╭──
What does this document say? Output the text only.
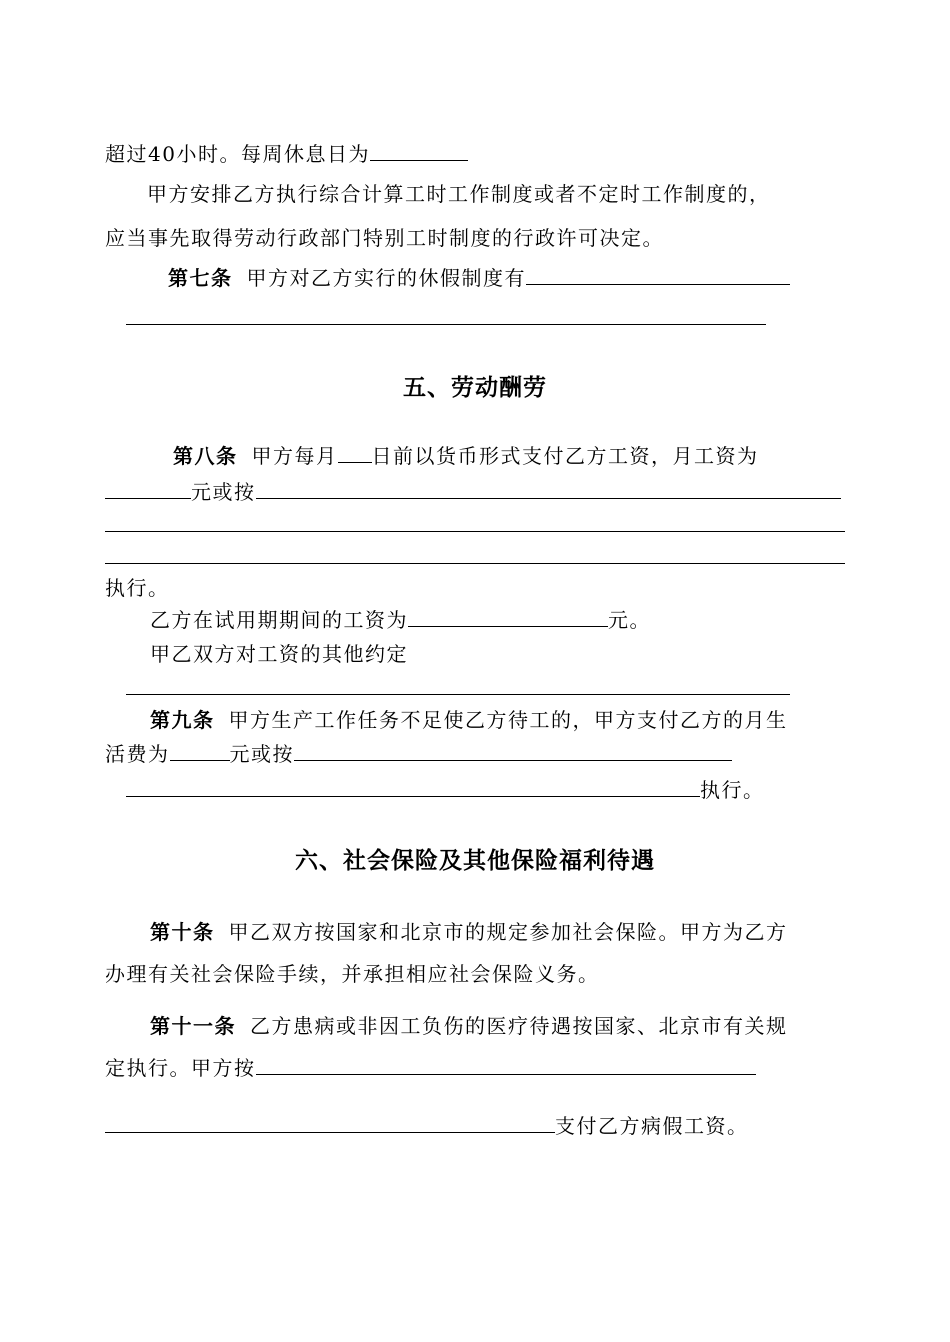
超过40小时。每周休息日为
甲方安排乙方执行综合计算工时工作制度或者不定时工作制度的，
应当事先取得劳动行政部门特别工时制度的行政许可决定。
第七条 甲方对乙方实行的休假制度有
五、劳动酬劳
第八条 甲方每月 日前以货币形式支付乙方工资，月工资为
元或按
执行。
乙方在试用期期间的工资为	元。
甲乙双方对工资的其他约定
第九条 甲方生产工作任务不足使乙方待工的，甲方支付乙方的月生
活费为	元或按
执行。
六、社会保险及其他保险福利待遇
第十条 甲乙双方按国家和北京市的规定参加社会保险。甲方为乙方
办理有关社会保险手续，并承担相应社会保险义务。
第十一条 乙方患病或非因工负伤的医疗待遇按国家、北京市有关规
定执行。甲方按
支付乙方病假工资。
╰──
Task statement –
Repeat the listing above exactly, with no pictures.

Exercise result –
What does this document say? Output the text only.
超过40小时。每周休息日为
甲方安排乙方执行综合计算工时工作制度或者不定时工作制度的，
应当事先取得劳动行政部门特别工时制度的行政许可决定。
第七条 甲方对乙方实行的休假制度有
五、劳动酬劳
第八条 甲方每月 日前以货币形式支付乙方工资，月工资为
元或按
执行。
乙方在试用期期间的工资为	元。
甲乙双方对工资的其他约定
第九条 甲方生产工作任务不足使乙方待工的，甲方支付乙方的月生
活费为	元或按
执行。
六、社会保险及其他保险福利待遇
第十条 甲乙双方按国家和北京市的规定参加社会保险。甲方为乙方
办理有关社会保险手续，并承担相应社会保险义务。
第十一条 乙方患病或非因工负伤的医疗待遇按国家、北京市有关规
定执行。甲方按
支付乙方病假工资。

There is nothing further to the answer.